DATA SHOWN |
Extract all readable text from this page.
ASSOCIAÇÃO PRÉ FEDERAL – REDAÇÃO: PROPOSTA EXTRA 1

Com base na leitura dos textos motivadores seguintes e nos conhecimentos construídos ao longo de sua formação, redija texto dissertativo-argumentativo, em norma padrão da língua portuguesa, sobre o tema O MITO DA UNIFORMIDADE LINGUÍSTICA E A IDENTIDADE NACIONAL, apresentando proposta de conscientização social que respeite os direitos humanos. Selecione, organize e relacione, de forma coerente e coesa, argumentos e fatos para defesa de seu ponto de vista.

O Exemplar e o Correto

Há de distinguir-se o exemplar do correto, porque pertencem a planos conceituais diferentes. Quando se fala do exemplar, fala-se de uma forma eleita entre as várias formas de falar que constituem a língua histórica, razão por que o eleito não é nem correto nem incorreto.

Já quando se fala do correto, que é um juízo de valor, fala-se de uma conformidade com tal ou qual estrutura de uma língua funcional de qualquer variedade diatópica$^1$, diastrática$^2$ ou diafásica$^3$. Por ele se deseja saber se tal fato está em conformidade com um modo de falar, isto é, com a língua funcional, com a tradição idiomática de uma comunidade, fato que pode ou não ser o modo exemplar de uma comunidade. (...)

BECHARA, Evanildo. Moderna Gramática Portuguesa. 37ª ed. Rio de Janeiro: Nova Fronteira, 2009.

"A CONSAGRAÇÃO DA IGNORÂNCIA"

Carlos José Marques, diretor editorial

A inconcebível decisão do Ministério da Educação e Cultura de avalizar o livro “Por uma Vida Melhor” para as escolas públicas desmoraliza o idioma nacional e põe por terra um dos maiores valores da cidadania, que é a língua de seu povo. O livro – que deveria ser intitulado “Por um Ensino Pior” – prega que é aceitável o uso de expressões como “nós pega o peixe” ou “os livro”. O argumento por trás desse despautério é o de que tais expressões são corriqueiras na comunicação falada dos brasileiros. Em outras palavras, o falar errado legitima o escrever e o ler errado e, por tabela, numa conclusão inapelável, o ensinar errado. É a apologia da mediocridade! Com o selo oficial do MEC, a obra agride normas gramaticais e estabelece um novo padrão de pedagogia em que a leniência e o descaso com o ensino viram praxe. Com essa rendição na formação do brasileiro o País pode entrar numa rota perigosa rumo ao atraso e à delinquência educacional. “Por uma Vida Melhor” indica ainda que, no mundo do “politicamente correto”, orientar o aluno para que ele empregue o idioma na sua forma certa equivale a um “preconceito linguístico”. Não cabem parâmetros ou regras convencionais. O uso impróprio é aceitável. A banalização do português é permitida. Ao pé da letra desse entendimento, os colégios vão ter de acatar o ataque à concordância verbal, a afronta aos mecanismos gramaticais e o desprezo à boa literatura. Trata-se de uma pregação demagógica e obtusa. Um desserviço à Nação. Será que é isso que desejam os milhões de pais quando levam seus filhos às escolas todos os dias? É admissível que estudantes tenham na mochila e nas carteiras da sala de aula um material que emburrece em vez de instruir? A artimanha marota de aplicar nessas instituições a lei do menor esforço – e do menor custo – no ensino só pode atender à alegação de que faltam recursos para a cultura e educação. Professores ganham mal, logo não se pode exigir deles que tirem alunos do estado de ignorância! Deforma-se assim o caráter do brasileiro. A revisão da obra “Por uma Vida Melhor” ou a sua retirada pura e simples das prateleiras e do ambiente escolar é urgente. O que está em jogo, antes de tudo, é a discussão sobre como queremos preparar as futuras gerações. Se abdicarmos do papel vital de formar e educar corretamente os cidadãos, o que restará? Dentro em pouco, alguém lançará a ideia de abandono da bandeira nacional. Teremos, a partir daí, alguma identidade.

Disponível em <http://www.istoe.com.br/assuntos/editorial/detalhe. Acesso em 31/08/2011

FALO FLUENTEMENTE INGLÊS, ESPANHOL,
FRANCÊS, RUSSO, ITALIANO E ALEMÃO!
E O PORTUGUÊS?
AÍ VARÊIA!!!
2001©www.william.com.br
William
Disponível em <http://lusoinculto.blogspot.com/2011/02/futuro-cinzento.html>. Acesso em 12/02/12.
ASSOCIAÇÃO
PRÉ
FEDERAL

OBJECTIVE | Each line above must be reproduced exactly as it stands.

FINAL RESULT |
Extract all readable text from this page.
ASSOCIAÇÃO PRÉ FEDERAL – REDAÇÃO: PROPOSTA EXTRA 1

Com base na leitura dos textos motivadores seguintes e nos conhecimentos construídos ao longo de sua formação, redija texto dissertativo-argumentativo, em norma padrão da língua portuguesa, sobre o tema O MITO DA UNIFORMIDADE LINGUÍSTICA E A IDENTIDADE NACIONAL, apresentando proposta de conscientização social que respeite os direitos humanos. Selecione, organize e relacione, de forma coerente e coesa, argumentos e fatos para defesa de seu ponto de vista.

O Exemplar e o Correto

Há de distinguir-se o exemplar do correto, porque pertencem a planos conceituais diferentes. Quando se fala do exemplar, fala-se de uma forma eleita entre as várias formas de falar que constituem a língua histórica, razão por que o eleito não é nem correto nem incorreto.

Já quando se fala do correto, que é um juízo de valor, fala-se de uma conformidade com tal ou qual estrutura de uma língua funcional de qualquer variedade diatópica$^1$, diastrática$^2$ ou diafásica$^3$. Por ele se deseja saber se tal fato está em conformidade com um modo de falar, isto é, com a língua funcional, com a tradição idiomática de uma comunidade, fato que pode ou não ser o modo exemplar de uma comunidade. (...)

BECHARA, Evanildo. Moderna Gramática Portuguesa. 37ª ed. Rio de Janeiro: Nova Fronteira, 2009.

"A CONSAGRAÇÃO DA IGNORÂNCIA"

Carlos José Marques, diretor editorial

A inconcebível decisão do Ministério da Educação e Cultura de avalizar o livro “Por uma Vida Melhor” para as escolas públicas desmoraliza o idioma nacional e põe por terra um dos maiores valores da cidadania, que é a língua de seu povo. O livro – que deveria ser intitulado “Por um Ensino Pior” – prega que é aceitável o uso de expressões como “nós pega o peixe” ou “os livro”. O argumento por trás desse despautério é o de que tais expressões são corriqueiras na comunicação falada dos brasileiros. Em outras palavras, o falar errado legitima o escrever e o ler errado e, por tabela, numa conclusão inapelável, o ensinar errado. É a apologia da mediocridade! Com o selo oficial do MEC, a obra agride normas gramaticais e estabelece um novo padrão de pedagogia em que a leniência e o descaso com o ensino viram praxe. Com essa rendição na formação do brasileiro o País pode entrar numa rota perigosa rumo ao atraso e à delinquência educacional. “Por uma Vida Melhor” indica ainda que, no mundo do “politicamente correto”, orientar o aluno para que ele empregue o idioma na sua forma certa equivale a um “preconceito linguístico”. Não cabem parâmetros ou regras convencionais. O uso impróprio é aceitável. A banalização do português é permitida. Ao pé da letra desse entendimento, os colégios vão ter de acatar o ataque à concordância verbal, a afronta aos mecanismos gramaticais e o desprezo à boa literatura. Trata-se de uma pregação demagógica e obtusa. Um desserviço à Nação. Será que é isso que desejam os milhões de pais quando levam seus filhos às escolas todos os dias? É admissível que estudantes tenham na mochila e nas carteiras da sala de aula um material que emburrece em vez de instruir? A artimanha marota de aplicar nessas instituições a lei do menor esforço – e do menor custo – no ensino só pode atender à alegação de que faltam recursos para a cultura e educação. Professores ganham mal, logo não se pode exigir deles que tirem alunos do estado de ignorância! Deforma-se assim o caráter do brasileiro. A revisão da obra “Por uma Vida Melhor” ou a sua retirada pura e simples das prateleiras e do ambiente escolar é urgente. O que está em jogo, antes de tudo, é a discussão sobre como queremos preparar as futuras gerações. Se abdicarmos do papel vital de formar e educar corretamente os cidadãos, o que restará? Dentro em pouco, alguém lançará a ideia de abandono da bandeira nacional. Teremos, a partir daí, alguma identidade.

Disponível em <http://www.istoe.com.br/assuntos/editorial/detalhe. Acesso em 31/08/2011

FALO FLUENTEMENTE INGLÊS, ESPANHOL,
FRANCÊS, RUSSO, ITALIANO E ALEMÃO!
E O PORTUGUÊS?
AÍ VARÊIA!!!
2001©www.william.com.br
William
Disponível em <http://lusoinculto.blogspot.com/2011/02/futuro-cinzento.html>. Acesso em 12/02/12.
ASSOCIAÇÃO
PRÉ
FEDERAL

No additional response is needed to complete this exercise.